(EXERCISE AIM)
Check the listing below for lines that hold "Parametric". How many are there? Please give only the number.

(DATASET RECORDS)
○ ○ ○ ○ ○
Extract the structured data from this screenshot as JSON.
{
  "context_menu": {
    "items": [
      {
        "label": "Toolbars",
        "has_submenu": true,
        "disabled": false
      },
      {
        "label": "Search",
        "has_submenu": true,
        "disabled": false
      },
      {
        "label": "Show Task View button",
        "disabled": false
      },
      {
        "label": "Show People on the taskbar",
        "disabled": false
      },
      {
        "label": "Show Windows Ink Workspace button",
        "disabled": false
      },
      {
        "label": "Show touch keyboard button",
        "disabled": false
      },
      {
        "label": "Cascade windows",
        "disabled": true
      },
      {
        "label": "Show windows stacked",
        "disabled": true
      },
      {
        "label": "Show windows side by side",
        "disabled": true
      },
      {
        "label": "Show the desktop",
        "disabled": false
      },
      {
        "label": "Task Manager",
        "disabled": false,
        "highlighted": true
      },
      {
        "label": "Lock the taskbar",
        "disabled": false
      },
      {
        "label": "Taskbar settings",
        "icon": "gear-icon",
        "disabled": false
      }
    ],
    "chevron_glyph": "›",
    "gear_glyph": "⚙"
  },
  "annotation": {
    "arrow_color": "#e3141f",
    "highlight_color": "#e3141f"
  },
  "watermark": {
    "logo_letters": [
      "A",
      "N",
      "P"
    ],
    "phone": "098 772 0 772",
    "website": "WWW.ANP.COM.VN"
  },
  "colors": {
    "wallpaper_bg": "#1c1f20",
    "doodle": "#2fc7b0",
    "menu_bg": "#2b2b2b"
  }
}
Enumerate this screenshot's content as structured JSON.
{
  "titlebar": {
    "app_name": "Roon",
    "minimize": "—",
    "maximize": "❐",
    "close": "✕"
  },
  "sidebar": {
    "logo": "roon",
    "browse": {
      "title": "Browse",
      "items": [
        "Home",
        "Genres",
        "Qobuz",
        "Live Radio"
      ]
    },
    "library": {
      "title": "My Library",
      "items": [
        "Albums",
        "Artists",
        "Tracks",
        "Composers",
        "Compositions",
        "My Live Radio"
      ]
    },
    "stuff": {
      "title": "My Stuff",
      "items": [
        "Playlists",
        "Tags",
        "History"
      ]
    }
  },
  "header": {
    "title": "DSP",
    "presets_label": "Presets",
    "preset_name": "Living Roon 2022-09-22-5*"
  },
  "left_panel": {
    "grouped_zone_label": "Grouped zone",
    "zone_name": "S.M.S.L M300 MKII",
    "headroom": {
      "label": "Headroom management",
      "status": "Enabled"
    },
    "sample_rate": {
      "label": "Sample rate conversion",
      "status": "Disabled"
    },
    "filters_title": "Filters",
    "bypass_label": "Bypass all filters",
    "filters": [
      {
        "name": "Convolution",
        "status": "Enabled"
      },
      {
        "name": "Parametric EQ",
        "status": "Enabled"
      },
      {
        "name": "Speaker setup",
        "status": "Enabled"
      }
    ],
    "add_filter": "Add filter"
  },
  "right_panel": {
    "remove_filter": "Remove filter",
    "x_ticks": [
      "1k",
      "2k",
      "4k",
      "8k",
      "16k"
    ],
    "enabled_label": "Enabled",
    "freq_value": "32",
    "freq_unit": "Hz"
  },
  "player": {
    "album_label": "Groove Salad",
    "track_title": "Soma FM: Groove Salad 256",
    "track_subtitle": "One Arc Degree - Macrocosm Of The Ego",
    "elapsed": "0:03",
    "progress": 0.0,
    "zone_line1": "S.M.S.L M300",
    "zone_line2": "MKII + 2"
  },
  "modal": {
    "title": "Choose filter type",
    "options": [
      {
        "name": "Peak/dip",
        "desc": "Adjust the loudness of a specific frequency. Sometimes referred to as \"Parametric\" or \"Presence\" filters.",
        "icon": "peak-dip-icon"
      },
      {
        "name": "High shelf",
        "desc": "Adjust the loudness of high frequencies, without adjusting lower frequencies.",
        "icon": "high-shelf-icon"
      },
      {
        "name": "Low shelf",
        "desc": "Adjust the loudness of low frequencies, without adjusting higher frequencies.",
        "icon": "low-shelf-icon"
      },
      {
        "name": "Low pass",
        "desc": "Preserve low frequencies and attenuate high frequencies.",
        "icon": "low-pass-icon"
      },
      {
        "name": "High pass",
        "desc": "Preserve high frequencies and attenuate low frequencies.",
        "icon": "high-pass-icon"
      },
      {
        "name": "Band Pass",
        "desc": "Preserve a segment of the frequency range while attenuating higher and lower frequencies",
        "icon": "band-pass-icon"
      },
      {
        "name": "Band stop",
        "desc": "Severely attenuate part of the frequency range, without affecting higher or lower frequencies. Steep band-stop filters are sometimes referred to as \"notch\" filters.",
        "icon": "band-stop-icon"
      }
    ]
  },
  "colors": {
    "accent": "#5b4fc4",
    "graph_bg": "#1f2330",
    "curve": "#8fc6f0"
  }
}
○ ○ ○ ○ ○
(SOLVED EXERCISE)
2